Your instructions: Identify the lines that contain the string "Pseudo" and copy all of them.

Dataset items:
• • • •

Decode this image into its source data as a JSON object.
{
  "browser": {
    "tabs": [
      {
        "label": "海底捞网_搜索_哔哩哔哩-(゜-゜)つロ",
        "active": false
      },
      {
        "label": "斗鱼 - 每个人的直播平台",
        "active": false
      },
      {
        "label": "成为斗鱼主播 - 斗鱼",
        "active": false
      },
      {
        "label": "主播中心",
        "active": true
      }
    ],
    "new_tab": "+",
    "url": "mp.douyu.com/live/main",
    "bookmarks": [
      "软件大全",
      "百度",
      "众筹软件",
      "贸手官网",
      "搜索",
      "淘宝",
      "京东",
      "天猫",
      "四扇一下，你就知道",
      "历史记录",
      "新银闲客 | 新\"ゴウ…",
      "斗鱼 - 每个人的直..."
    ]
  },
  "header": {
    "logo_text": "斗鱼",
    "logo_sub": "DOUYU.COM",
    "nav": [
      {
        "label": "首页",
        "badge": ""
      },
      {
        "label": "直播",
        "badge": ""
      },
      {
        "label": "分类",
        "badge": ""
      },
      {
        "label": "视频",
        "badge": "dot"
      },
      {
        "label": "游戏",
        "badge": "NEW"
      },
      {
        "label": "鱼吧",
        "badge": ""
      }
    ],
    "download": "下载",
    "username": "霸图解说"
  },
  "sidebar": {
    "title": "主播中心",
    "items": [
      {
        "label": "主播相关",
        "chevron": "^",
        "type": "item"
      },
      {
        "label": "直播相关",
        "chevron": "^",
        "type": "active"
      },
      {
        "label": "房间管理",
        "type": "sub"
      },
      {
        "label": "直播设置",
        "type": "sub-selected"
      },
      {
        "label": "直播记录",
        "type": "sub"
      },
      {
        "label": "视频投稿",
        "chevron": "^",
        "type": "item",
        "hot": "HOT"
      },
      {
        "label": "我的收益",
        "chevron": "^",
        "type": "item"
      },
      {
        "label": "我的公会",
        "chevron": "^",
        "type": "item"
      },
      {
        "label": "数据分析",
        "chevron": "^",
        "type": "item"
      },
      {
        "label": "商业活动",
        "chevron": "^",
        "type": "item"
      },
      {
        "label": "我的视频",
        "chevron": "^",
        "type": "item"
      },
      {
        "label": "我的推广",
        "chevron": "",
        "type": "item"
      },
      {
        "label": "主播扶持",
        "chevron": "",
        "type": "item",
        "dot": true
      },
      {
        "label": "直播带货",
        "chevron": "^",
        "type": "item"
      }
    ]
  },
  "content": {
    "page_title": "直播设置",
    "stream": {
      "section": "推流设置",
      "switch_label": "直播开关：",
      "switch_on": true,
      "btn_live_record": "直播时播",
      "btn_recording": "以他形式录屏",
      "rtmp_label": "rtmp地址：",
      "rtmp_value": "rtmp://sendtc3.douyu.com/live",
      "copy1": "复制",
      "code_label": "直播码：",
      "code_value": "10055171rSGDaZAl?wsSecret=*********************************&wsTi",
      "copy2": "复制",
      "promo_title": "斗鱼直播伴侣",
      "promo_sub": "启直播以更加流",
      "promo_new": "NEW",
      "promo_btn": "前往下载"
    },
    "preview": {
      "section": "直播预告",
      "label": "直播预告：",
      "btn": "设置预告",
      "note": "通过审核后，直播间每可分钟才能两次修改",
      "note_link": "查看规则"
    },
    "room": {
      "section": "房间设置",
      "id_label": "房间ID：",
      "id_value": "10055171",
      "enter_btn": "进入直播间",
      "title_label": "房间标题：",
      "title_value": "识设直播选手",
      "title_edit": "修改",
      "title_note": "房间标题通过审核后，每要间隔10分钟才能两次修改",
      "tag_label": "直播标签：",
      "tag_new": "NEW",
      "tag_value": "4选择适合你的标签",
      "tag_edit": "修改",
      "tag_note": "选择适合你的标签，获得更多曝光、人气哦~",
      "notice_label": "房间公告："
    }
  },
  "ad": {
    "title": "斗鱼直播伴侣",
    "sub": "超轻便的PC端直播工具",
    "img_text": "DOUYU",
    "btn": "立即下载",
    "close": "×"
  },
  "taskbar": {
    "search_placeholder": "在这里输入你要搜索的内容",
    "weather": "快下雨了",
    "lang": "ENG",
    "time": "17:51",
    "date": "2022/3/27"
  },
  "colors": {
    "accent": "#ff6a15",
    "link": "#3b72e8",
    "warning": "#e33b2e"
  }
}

• • • •

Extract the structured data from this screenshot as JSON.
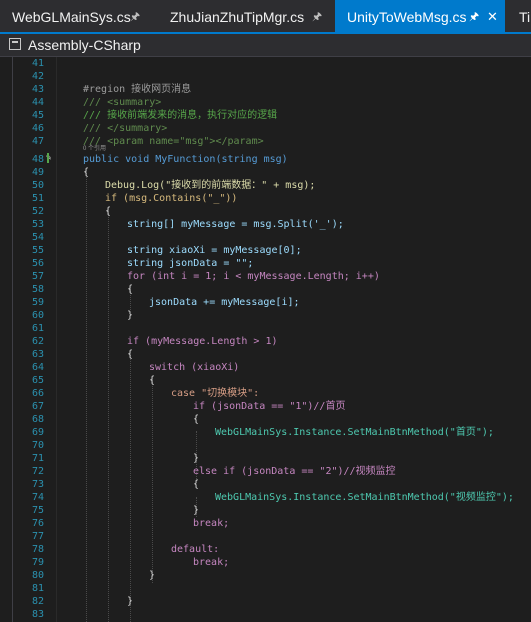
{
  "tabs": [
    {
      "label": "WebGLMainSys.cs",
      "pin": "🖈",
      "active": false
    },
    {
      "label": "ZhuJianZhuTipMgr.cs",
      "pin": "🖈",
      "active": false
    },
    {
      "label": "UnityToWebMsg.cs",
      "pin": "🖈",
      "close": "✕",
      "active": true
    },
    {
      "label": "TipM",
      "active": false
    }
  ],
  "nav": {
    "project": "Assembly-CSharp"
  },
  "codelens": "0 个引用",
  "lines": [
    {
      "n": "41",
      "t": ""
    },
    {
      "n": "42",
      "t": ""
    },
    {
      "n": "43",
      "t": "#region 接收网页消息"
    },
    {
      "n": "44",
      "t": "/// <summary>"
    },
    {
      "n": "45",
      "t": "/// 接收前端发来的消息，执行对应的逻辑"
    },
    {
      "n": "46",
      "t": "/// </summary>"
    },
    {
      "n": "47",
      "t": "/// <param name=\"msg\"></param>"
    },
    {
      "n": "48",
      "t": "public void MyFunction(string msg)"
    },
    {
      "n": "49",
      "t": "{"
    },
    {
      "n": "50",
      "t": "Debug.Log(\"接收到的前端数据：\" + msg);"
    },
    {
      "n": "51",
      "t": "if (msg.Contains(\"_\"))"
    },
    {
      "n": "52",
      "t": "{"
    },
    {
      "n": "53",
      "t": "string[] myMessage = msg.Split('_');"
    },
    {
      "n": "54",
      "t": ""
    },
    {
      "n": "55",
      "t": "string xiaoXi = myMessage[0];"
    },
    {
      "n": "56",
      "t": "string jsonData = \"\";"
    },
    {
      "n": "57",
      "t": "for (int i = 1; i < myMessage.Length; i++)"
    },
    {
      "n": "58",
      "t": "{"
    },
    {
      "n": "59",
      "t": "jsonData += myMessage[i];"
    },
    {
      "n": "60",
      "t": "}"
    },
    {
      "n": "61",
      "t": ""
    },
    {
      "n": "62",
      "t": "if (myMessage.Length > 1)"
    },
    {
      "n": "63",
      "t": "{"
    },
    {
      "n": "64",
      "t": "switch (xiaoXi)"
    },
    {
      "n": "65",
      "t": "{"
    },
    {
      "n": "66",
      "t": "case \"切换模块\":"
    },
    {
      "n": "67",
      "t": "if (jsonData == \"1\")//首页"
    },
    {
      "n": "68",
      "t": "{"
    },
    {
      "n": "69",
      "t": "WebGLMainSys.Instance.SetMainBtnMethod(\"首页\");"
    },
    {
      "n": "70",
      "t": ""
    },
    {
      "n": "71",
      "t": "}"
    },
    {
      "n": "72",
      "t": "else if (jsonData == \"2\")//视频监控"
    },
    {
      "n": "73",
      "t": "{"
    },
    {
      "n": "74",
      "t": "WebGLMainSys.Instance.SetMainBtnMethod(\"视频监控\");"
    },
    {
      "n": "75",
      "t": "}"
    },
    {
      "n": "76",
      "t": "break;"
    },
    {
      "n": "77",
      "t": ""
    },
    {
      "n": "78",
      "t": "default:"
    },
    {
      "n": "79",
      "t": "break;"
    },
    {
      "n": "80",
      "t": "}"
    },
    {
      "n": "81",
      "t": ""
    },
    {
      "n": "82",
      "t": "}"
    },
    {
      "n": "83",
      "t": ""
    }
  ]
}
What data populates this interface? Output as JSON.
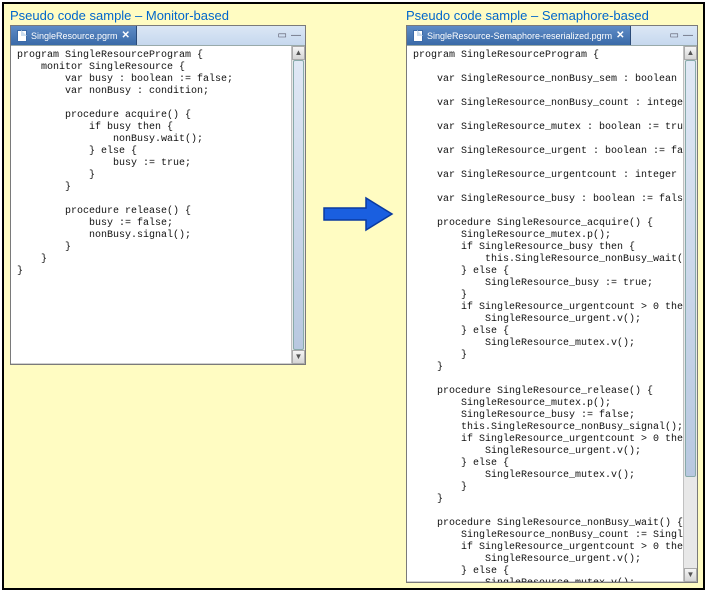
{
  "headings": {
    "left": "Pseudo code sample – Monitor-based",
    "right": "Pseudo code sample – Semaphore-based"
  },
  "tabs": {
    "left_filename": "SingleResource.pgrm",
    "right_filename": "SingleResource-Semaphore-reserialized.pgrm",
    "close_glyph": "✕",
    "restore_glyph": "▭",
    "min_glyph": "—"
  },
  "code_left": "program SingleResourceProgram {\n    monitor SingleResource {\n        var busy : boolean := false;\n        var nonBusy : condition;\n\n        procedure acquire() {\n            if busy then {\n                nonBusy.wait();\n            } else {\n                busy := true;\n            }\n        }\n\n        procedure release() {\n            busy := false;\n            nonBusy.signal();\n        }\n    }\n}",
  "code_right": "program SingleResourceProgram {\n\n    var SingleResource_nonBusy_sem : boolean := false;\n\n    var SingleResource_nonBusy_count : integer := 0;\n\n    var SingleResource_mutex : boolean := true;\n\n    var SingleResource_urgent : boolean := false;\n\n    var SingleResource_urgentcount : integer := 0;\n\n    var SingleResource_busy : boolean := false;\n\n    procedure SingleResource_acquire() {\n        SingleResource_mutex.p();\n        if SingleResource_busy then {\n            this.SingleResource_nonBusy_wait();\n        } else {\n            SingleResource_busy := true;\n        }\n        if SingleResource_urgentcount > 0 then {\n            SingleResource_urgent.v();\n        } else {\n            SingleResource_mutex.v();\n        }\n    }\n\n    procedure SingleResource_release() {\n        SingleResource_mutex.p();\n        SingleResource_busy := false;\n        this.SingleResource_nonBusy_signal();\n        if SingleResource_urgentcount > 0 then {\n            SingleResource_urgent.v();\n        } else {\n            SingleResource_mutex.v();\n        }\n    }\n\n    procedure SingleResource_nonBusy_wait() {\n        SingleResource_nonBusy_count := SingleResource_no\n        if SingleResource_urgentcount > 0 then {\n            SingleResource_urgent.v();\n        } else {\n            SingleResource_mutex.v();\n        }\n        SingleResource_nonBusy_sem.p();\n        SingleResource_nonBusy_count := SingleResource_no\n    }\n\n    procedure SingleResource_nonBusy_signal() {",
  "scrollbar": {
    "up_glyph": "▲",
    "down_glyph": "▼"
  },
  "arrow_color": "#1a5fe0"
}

• • • •

Exercise result:
    "left": "Pseudo code sample – Monitor-based",
    "right": "Pseudo code sample – Semaphore-based"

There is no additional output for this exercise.